## Task requirements
Extract all of the entries and set them down verbatim.

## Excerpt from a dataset
.....

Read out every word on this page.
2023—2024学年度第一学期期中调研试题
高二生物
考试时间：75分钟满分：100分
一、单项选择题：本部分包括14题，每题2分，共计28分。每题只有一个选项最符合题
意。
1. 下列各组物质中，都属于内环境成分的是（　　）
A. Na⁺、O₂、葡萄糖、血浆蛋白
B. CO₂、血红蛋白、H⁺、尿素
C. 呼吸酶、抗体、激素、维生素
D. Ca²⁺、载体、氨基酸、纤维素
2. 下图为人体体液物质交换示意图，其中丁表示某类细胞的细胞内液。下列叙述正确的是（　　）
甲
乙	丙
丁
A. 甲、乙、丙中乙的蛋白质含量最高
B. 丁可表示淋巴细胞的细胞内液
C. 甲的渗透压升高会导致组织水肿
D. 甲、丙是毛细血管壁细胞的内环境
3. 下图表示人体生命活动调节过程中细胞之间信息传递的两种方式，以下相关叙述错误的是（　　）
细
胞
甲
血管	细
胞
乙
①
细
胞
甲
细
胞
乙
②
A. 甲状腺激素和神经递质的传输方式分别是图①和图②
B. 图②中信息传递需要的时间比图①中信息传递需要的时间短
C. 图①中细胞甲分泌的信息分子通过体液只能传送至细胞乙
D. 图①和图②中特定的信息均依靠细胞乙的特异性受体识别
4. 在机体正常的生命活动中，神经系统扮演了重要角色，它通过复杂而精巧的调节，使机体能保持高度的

.....

## Exercise solution
Read out every word on this page.
2023—2024学年度第一学期期中调研试题
高二生物
考试时间：75分钟满分：100分
一、单项选择题：本部分包括14题，每题2分，共计28分。每题只有一个选项最符合题
意。
1. 下列各组物质中，都属于内环境成分的是（　　）
A. Na⁺、O₂、葡萄糖、血浆蛋白
B. CO₂、血红蛋白、H⁺、尿素
C. 呼吸酶、抗体、激素、维生素
D. Ca²⁺、载体、氨基酸、纤维素
2. 下图为人体体液物质交换示意图，其中丁表示某类细胞的细胞内液。下列叙述正确的是（　　）
甲
乙	丙
丁
A. 甲、乙、丙中乙的蛋白质含量最高
B. 丁可表示淋巴细胞的细胞内液
C. 甲的渗透压升高会导致组织水肿
D. 甲、丙是毛细血管壁细胞的内环境
3. 下图表示人体生命活动调节过程中细胞之间信息传递的两种方式，以下相关叙述错误的是（　　）
细
胞
甲
血管	细
胞
乙
①
细
胞
甲
细
胞
乙
②
A. 甲状腺激素和神经递质的传输方式分别是图①和图②
B. 图②中信息传递需要的时间比图①中信息传递需要的时间短
C. 图①中细胞甲分泌的信息分子通过体液只能传送至细胞乙
D. 图①和图②中特定的信息均依靠细胞乙的特异性受体识别
4. 在机体正常的生命活动中，神经系统扮演了重要角色，它通过复杂而精巧的调节，使机体能保持高度的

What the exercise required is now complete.